* [What is needed] Each record below is to be reproduced without any change.

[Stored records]
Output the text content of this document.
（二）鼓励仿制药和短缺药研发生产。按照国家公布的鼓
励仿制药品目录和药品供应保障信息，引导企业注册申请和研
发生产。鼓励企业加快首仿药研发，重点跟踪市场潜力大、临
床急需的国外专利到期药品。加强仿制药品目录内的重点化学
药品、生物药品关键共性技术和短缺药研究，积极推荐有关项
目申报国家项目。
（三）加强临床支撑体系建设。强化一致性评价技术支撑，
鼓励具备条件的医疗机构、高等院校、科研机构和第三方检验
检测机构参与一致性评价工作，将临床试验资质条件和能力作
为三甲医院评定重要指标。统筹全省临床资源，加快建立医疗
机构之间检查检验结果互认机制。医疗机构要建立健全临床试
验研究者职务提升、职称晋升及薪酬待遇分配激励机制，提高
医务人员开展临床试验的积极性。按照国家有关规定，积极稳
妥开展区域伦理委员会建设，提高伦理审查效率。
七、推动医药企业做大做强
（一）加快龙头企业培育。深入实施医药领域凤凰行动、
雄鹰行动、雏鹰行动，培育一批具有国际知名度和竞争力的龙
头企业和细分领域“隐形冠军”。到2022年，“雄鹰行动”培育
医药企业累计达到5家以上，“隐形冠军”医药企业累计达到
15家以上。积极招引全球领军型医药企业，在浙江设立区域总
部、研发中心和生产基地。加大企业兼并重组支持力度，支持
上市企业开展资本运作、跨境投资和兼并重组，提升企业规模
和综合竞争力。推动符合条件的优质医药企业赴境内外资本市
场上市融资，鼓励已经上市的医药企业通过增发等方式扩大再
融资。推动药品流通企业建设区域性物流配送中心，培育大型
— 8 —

* [Result for this task]
Output the text content of this document.
（二）鼓励仿制药和短缺药研发生产。按照国家公布的鼓
励仿制药品目录和药品供应保障信息，引导企业注册申请和研
发生产。鼓励企业加快首仿药研发，重点跟踪市场潜力大、临
床急需的国外专利到期药品。加强仿制药品目录内的重点化学
药品、生物药品关键共性技术和短缺药研究，积极推荐有关项
目申报国家项目。
（三）加强临床支撑体系建设。强化一致性评价技术支撑，
鼓励具备条件的医疗机构、高等院校、科研机构和第三方检验
检测机构参与一致性评价工作，将临床试验资质条件和能力作
为三甲医院评定重要指标。统筹全省临床资源，加快建立医疗
机构之间检查检验结果互认机制。医疗机构要建立健全临床试
验研究者职务提升、职称晋升及薪酬待遇分配激励机制，提高
医务人员开展临床试验的积极性。按照国家有关规定，积极稳
妥开展区域伦理委员会建设，提高伦理审查效率。
七、推动医药企业做大做强
（一）加快龙头企业培育。深入实施医药领域凤凰行动、
雄鹰行动、雏鹰行动，培育一批具有国际知名度和竞争力的龙
头企业和细分领域“隐形冠军”。到2022年，“雄鹰行动”培育
医药企业累计达到5家以上，“隐形冠军”医药企业累计达到
15家以上。积极招引全球领军型医药企业，在浙江设立区域总
部、研发中心和生产基地。加大企业兼并重组支持力度，支持
上市企业开展资本运作、跨境投资和兼并重组，提升企业规模
和综合竞争力。推动符合条件的优质医药企业赴境内外资本市
场上市融资，鼓励已经上市的医药企业通过增发等方式扩大再
融资。推动药品流通企业建设区域性物流配送中心，培育大型
— 8 —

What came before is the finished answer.